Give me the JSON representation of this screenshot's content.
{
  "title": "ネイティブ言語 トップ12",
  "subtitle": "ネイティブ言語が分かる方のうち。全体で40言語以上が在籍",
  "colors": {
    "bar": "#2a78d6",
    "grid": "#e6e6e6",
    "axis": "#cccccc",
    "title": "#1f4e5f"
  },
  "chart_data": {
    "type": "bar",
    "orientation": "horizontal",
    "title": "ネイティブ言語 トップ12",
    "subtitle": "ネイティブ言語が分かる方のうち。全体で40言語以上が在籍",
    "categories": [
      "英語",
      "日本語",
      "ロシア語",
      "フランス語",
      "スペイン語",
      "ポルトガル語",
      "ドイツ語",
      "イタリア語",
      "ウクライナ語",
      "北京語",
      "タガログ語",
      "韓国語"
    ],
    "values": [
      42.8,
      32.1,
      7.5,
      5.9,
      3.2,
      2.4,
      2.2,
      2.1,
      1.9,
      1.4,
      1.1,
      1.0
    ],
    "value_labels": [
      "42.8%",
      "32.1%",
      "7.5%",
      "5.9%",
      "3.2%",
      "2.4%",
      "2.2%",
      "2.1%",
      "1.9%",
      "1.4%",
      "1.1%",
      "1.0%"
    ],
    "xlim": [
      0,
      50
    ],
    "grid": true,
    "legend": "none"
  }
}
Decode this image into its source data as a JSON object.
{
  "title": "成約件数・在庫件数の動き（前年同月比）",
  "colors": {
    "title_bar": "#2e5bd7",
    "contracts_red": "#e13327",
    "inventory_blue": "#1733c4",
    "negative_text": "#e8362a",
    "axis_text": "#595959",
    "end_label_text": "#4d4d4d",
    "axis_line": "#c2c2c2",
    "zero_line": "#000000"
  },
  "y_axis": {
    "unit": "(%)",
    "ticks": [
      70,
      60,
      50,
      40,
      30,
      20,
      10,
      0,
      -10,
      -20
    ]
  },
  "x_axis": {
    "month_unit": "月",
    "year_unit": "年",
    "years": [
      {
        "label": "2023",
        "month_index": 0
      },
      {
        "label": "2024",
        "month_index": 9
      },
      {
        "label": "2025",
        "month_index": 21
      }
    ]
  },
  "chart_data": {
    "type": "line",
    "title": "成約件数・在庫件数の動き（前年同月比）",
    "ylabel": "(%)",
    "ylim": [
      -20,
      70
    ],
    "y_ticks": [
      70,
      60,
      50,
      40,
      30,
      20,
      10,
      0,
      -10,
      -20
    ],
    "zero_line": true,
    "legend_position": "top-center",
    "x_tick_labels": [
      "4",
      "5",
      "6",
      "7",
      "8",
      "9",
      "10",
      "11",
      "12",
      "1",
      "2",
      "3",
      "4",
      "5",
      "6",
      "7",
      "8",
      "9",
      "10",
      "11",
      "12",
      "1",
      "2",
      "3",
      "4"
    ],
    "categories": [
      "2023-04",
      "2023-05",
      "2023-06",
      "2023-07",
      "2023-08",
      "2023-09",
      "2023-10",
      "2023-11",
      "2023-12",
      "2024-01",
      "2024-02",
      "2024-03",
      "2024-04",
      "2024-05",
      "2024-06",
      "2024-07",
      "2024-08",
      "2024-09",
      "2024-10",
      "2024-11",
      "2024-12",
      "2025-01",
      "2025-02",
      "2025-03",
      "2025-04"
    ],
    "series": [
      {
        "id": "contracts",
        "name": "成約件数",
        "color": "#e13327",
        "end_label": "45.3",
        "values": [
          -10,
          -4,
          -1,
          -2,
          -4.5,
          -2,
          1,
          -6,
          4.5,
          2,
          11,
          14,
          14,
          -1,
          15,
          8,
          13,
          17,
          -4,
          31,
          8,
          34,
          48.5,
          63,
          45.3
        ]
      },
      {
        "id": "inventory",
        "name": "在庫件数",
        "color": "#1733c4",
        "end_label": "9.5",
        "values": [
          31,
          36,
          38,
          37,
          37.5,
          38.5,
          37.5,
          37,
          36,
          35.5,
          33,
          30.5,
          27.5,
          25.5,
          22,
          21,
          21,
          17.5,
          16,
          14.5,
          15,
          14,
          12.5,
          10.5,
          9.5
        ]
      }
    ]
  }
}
———
- **Exercise aim**
Repeat all the entries exactly as given.

- **Solution for this exercise**
Give me the JSON representation of this screenshot's content.
{
  "title": "ネイティブ言語 トップ12",
  "subtitle": "ネイティブ言語が分かる方のうち。全体で40言語以上が在籍",
  "colors": {
    "bar": "#2a78d6",
    "grid": "#e6e6e6",
    "axis": "#cccccc",
    "title": "#1f4e5f"
  },
  "chart_data": {
    "type": "bar",
    "orientation": "horizontal",
    "title": "ネイティブ言語 トップ12",
    "subtitle": "ネイティブ言語が分かる方のうち。全体で40言語以上が在籍",
    "categories": [
      "英語",
      "日本語",
      "ロシア語",
      "フランス語",
      "スペイン語",
      "ポルトガル語",
      "ドイツ語",
      "イタリア語",
      "ウクライナ語",
      "北京語",
      "タガログ語",
      "韓国語"
    ],
    "values": [
      42.8,
      32.1,
      7.5,
      5.9,
      3.2,
      2.4,
      2.2,
      2.1,
      1.9,
      1.4,
      1.1,
      1.0
    ],
    "value_labels": [
      "42.8%",
      "32.1%",
      "7.5%",
      "5.9%",
      "3.2%",
      "2.4%",
      "2.2%",
      "2.1%",
      "1.9%",
      "1.4%",
      "1.1%",
      "1.0%"
    ],
    "xlim": [
      0,
      50
    ],
    "grid": true,
    "legend": "none"
  }
}
Decode this image into its source data as a JSON object.
{
  "title": "成約件数・在庫件数の動き（前年同月比）",
  "colors": {
    "title_bar": "#2e5bd7",
    "contracts_red": "#e13327",
    "inventory_blue": "#1733c4",
    "negative_text": "#e8362a",
    "axis_text": "#595959",
    "end_label_text": "#4d4d4d",
    "axis_line": "#c2c2c2",
    "zero_line": "#000000"
  },
  "y_axis": {
    "unit": "(%)",
    "ticks": [
      70,
      60,
      50,
      40,
      30,
      20,
      10,
      0,
      -10,
      -20
    ]
  },
  "x_axis": {
    "month_unit": "月",
    "year_unit": "年",
    "years": [
      {
        "label": "2023",
        "month_index": 0
      },
      {
        "label": "2024",
        "month_index": 9
      },
      {
        "label": "2025",
        "month_index": 21
      }
    ]
  },
  "chart_data": {
    "type": "line",
    "title": "成約件数・在庫件数の動き（前年同月比）",
    "ylabel": "(%)",
    "ylim": [
      -20,
      70
    ],
    "y_ticks": [
      70,
      60,
      50,
      40,
      30,
      20,
      10,
      0,
      -10,
      -20
    ],
    "zero_line": true,
    "legend_position": "top-center",
    "x_tick_labels": [
      "4",
      "5",
      "6",
      "7",
      "8",
      "9",
      "10",
      "11",
      "12",
      "1",
      "2",
      "3",
      "4",
      "5",
      "6",
      "7",
      "8",
      "9",
      "10",
      "11",
      "12",
      "1",
      "2",
      "3",
      "4"
    ],
    "categories": [
      "2023-04",
      "2023-05",
      "2023-06",
      "2023-07",
      "2023-08",
      "2023-09",
      "2023-10",
      "2023-11",
      "2023-12",
      "2024-01",
      "2024-02",
      "2024-03",
      "2024-04",
      "2024-05",
      "2024-06",
      "2024-07",
      "2024-08",
      "2024-09",
      "2024-10",
      "2024-11",
      "2024-12",
      "2025-01",
      "2025-02",
      "2025-03",
      "2025-04"
    ],
    "series": [
      {
        "id": "contracts",
        "name": "成約件数",
        "color": "#e13327",
        "end_label": "45.3",
        "values": [
          -10,
          -4,
          -1,
          -2,
          -4.5,
          -2,
          1,
          -6,
          4.5,
          2,
          11,
          14,
          14,
          -1,
          15,
          8,
          13,
          17,
          -4,
          31,
          8,
          34,
          48.5,
          63,
          45.3
        ]
      },
      {
        "id": "inventory",
        "name": "在庫件数",
        "color": "#1733c4",
        "end_label": "9.5",
        "values": [
          31,
          36,
          38,
          37,
          37.5,
          38.5,
          37.5,
          37,
          36,
          35.5,
          33,
          30.5,
          27.5,
          25.5,
          22,
          21,
          21,
          17.5,
          16,
          14.5,
          15,
          14,
          12.5,
          10.5,
          9.5
        ]
      }
    ]
  }
}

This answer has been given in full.